## [The problem]
Reproduce all records exactly.

Collected data entries:
--------------------

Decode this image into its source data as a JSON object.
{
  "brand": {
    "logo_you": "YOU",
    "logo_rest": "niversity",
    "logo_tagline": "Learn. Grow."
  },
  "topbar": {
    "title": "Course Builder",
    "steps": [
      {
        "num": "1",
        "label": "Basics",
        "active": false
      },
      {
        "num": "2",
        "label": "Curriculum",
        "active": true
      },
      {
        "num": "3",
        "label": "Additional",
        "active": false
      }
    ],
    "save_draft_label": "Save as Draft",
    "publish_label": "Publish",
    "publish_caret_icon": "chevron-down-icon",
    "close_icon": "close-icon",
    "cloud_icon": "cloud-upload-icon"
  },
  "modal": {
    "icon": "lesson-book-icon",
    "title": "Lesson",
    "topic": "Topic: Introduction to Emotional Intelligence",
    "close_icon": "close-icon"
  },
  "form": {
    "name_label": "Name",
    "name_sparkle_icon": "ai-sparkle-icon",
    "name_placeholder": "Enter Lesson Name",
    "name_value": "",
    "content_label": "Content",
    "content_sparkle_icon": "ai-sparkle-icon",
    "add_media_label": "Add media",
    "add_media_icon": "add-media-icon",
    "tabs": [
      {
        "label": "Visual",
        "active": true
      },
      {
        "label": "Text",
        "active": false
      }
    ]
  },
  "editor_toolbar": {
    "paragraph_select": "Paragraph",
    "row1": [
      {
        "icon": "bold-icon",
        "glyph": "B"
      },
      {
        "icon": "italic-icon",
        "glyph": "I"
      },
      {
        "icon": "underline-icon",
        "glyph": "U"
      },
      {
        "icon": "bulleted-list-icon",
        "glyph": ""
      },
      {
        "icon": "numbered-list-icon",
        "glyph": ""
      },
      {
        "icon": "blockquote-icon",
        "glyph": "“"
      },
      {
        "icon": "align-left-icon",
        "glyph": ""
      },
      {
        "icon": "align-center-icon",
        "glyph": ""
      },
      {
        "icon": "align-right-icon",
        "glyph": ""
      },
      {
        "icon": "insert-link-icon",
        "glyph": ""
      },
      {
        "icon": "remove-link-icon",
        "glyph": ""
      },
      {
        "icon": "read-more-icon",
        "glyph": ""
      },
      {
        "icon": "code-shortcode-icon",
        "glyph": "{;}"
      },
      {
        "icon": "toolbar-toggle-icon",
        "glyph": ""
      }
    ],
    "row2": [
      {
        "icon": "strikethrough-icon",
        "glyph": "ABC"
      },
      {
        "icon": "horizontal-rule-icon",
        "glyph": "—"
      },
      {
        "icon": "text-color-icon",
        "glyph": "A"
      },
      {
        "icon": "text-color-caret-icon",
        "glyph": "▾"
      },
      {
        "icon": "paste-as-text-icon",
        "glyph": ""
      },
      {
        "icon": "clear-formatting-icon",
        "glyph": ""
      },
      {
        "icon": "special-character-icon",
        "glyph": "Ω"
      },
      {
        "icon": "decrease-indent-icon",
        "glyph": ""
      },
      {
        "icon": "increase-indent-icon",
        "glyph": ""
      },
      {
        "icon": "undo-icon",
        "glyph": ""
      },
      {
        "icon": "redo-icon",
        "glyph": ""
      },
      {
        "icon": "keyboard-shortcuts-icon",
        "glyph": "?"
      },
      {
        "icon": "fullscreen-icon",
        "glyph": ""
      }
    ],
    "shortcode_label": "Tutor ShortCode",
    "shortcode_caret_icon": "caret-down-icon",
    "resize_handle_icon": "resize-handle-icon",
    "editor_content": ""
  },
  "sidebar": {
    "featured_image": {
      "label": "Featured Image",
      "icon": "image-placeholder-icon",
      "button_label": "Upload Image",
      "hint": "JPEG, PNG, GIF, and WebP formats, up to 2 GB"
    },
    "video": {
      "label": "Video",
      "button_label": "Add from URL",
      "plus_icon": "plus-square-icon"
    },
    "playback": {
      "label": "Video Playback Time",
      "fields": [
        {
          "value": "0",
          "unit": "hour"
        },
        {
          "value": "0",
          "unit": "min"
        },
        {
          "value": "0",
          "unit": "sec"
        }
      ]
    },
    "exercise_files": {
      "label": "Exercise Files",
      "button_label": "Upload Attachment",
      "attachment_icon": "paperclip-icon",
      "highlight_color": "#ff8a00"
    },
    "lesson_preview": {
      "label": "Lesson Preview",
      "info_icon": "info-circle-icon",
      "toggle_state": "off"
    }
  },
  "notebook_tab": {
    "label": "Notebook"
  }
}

--------------------

## [Result]
Decode this image into its source data as a JSON object.
{
  "brand": {
    "logo_you": "YOU",
    "logo_rest": "niversity",
    "logo_tagline": "Learn. Grow."
  },
  "topbar": {
    "title": "Course Builder",
    "steps": [
      {
        "num": "1",
        "label": "Basics",
        "active": false
      },
      {
        "num": "2",
        "label": "Curriculum",
        "active": true
      },
      {
        "num": "3",
        "label": "Additional",
        "active": false
      }
    ],
    "save_draft_label": "Save as Draft",
    "publish_label": "Publish",
    "publish_caret_icon": "chevron-down-icon",
    "close_icon": "close-icon",
    "cloud_icon": "cloud-upload-icon"
  },
  "modal": {
    "icon": "lesson-book-icon",
    "title": "Lesson",
    "topic": "Topic: Introduction to Emotional Intelligence",
    "close_icon": "close-icon"
  },
  "form": {
    "name_label": "Name",
    "name_sparkle_icon": "ai-sparkle-icon",
    "name_placeholder": "Enter Lesson Name",
    "name_value": "",
    "content_label": "Content",
    "content_sparkle_icon": "ai-sparkle-icon",
    "add_media_label": "Add media",
    "add_media_icon": "add-media-icon",
    "tabs": [
      {
        "label": "Visual",
        "active": true
      },
      {
        "label": "Text",
        "active": false
      }
    ]
  },
  "editor_toolbar": {
    "paragraph_select": "Paragraph",
    "row1": [
      {
        "icon": "bold-icon",
        "glyph": "B"
      },
      {
        "icon": "italic-icon",
        "glyph": "I"
      },
      {
        "icon": "underline-icon",
        "glyph": "U"
      },
      {
        "icon": "bulleted-list-icon",
        "glyph": ""
      },
      {
        "icon": "numbered-list-icon",
        "glyph": ""
      },
      {
        "icon": "blockquote-icon",
        "glyph": "“"
      },
      {
        "icon": "align-left-icon",
        "glyph": ""
      },
      {
        "icon": "align-center-icon",
        "glyph": ""
      },
      {
        "icon": "align-right-icon",
        "glyph": ""
      },
      {
        "icon": "insert-link-icon",
        "glyph": ""
      },
      {
        "icon": "remove-link-icon",
        "glyph": ""
      },
      {
        "icon": "read-more-icon",
        "glyph": ""
      },
      {
        "icon": "code-shortcode-icon",
        "glyph": "{;}"
      },
      {
        "icon": "toolbar-toggle-icon",
        "glyph": ""
      }
    ],
    "row2": [
      {
        "icon": "strikethrough-icon",
        "glyph": "ABC"
      },
      {
        "icon": "horizontal-rule-icon",
        "glyph": "—"
      },
      {
        "icon": "text-color-icon",
        "glyph": "A"
      },
      {
        "icon": "text-color-caret-icon",
        "glyph": "▾"
      },
      {
        "icon": "paste-as-text-icon",
        "glyph": ""
      },
      {
        "icon": "clear-formatting-icon",
        "glyph": ""
      },
      {
        "icon": "special-character-icon",
        "glyph": "Ω"
      },
      {
        "icon": "decrease-indent-icon",
        "glyph": ""
      },
      {
        "icon": "increase-indent-icon",
        "glyph": ""
      },
      {
        "icon": "undo-icon",
        "glyph": ""
      },
      {
        "icon": "redo-icon",
        "glyph": ""
      },
      {
        "icon": "keyboard-shortcuts-icon",
        "glyph": "?"
      },
      {
        "icon": "fullscreen-icon",
        "glyph": ""
      }
    ],
    "shortcode_label": "Tutor ShortCode",
    "shortcode_caret_icon": "caret-down-icon",
    "resize_handle_icon": "resize-handle-icon",
    "editor_content": ""
  },
  "sidebar": {
    "featured_image": {
      "label": "Featured Image",
      "icon": "image-placeholder-icon",
      "button_label": "Upload Image",
      "hint": "JPEG, PNG, GIF, and WebP formats, up to 2 GB"
    },
    "video": {
      "label": "Video",
      "button_label": "Add from URL",
      "plus_icon": "plus-square-icon"
    },
    "playback": {
      "label": "Video Playback Time",
      "fields": [
        {
          "value": "0",
          "unit": "hour"
        },
        {
          "value": "0",
          "unit": "min"
        },
        {
          "value": "0",
          "unit": "sec"
        }
      ]
    },
    "exercise_files": {
      "label": "Exercise Files",
      "button_label": "Upload Attachment",
      "attachment_icon": "paperclip-icon",
      "highlight_color": "#ff8a00"
    },
    "lesson_preview": {
      "label": "Lesson Preview",
      "info_icon": "info-circle-icon",
      "toggle_state": "off"
    }
  },
  "notebook_tab": {
    "label": "Notebook"
  }
}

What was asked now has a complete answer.